## What to work on
Retype the material below. Keep every word exactly as it is.

## Entries supplied
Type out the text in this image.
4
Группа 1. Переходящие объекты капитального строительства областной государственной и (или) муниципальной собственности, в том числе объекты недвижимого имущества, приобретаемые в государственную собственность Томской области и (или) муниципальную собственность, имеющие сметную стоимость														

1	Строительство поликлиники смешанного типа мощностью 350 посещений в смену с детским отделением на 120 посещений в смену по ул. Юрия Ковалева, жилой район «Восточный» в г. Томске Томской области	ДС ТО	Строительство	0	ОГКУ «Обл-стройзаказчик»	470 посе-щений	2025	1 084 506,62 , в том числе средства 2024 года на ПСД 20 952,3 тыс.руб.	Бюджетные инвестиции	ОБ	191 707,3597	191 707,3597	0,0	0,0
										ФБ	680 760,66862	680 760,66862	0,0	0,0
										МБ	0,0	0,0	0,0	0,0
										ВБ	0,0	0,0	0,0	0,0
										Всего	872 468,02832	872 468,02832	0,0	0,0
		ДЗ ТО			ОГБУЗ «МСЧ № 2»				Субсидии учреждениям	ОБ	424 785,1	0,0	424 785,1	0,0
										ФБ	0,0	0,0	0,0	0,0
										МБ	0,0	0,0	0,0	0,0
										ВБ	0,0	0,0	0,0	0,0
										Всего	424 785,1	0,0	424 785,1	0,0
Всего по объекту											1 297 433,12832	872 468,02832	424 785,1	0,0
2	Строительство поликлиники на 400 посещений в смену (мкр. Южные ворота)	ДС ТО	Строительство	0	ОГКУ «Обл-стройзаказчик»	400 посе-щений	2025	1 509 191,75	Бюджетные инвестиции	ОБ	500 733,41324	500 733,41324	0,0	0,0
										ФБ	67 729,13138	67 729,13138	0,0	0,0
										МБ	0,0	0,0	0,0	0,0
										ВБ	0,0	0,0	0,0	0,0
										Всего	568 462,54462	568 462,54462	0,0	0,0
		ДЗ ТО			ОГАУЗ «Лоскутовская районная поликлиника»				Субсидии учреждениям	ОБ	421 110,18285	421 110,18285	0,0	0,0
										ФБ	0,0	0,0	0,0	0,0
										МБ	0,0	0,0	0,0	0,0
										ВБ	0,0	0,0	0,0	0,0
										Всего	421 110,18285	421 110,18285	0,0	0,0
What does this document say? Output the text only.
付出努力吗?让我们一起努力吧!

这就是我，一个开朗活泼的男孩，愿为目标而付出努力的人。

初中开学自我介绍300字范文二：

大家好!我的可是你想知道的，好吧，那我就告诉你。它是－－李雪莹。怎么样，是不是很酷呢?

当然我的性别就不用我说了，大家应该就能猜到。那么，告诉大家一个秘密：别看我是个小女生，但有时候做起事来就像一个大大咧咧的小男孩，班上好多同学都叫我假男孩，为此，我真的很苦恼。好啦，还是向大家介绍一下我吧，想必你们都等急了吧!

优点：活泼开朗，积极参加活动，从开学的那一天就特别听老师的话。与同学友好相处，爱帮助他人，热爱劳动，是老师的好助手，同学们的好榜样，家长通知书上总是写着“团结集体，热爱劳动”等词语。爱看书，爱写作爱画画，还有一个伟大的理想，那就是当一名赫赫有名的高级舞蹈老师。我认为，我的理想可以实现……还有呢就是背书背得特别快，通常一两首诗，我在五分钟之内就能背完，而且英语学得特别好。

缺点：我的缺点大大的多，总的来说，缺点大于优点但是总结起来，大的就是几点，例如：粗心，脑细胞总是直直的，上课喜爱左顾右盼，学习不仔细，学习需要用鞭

## Correct result
Type out the text in this image.
4
Группа 1. Переходящие объекты капитального строительства областной государственной и (или) муниципальной собственности, в том числе объекты недвижимого имущества, приобретаемые в государственную собственность Томской области и (или) муниципальную собственность, имеющие сметную стоимость														

1	Строительство поликлиники смешанного типа мощностью 350 посещений в смену с детским отделением на 120 посещений в смену по ул. Юрия Ковалева, жилой район «Восточный» в г. Томске Томской области	ДС ТО	Строительство	0	ОГКУ «Обл-стройзаказчик»	470 посе-щений	2025	1 084 506,62 , в том числе средства 2024 года на ПСД 20 952,3 тыс.руб.	Бюджетные инвестиции	ОБ	191 707,3597	191 707,3597	0,0	0,0
										ФБ	680 760,66862	680 760,66862	0,0	0,0
										МБ	0,0	0,0	0,0	0,0
										ВБ	0,0	0,0	0,0	0,0
										Всего	872 468,02832	872 468,02832	0,0	0,0
		ДЗ ТО			ОГБУЗ «МСЧ № 2»				Субсидии учреждениям	ОБ	424 785,1	0,0	424 785,1	0,0
										ФБ	0,0	0,0	0,0	0,0
										МБ	0,0	0,0	0,0	0,0
										ВБ	0,0	0,0	0,0	0,0
										Всего	424 785,1	0,0	424 785,1	0,0
Всего по объекту											1 297 433,12832	872 468,02832	424 785,1	0,0
2	Строительство поликлиники на 400 посещений в смену (мкр. Южные ворота)	ДС ТО	Строительство	0	ОГКУ «Обл-стройзаказчик»	400 посе-щений	2025	1 509 191,75	Бюджетные инвестиции	ОБ	500 733,41324	500 733,41324	0,0	0,0
										ФБ	67 729,13138	67 729,13138	0,0	0,0
										МБ	0,0	0,0	0,0	0,0
										ВБ	0,0	0,0	0,0	0,0
										Всего	568 462,54462	568 462,54462	0,0	0,0
		ДЗ ТО			ОГАУЗ «Лоскутовская районная поликлиника»				Субсидии учреждениям	ОБ	421 110,18285	421 110,18285	0,0	0,0
										ФБ	0,0	0,0	0,0	0,0
										МБ	0,0	0,0	0,0	0,0
										ВБ	0,0	0,0	0,0	0,0
										Всего	421 110,18285	421 110,18285	0,0	0,0
What does this document say? Output the text only.
付出努力吗?让我们一起努力吧!

这就是我，一个开朗活泼的男孩，愿为目标而付出努力的人。

初中开学自我介绍300字范文二：

大家好!我的可是你想知道的，好吧，那我就告诉你。它是－－李雪莹。怎么样，是不是很酷呢?

当然我的性别就不用我说了，大家应该就能猜到。那么，告诉大家一个秘密：别看我是个小女生，但有时候做起事来就像一个大大咧咧的小男孩，班上好多同学都叫我假男孩，为此，我真的很苦恼。好啦，还是向大家介绍一下我吧，想必你们都等急了吧!

优点：活泼开朗，积极参加活动，从开学的那一天就特别听老师的话。与同学友好相处，爱帮助他人，热爱劳动，是老师的好助手，同学们的好榜样，家长通知书上总是写着“团结集体，热爱劳动”等词语。爱看书，爱写作爱画画，还有一个伟大的理想，那就是当一名赫赫有名的高级舞蹈老师。我认为，我的理想可以实现……还有呢就是背书背得特别快，通常一两首诗，我在五分钟之内就能背完，而且英语学得特别好。

缺点：我的缺点大大的多，总的来说，缺点大于优点但是总结起来，大的就是几点，例如：粗心，脑细胞总是直直的，上课喜爱左顾右盼，学习不仔细，学习需要用鞭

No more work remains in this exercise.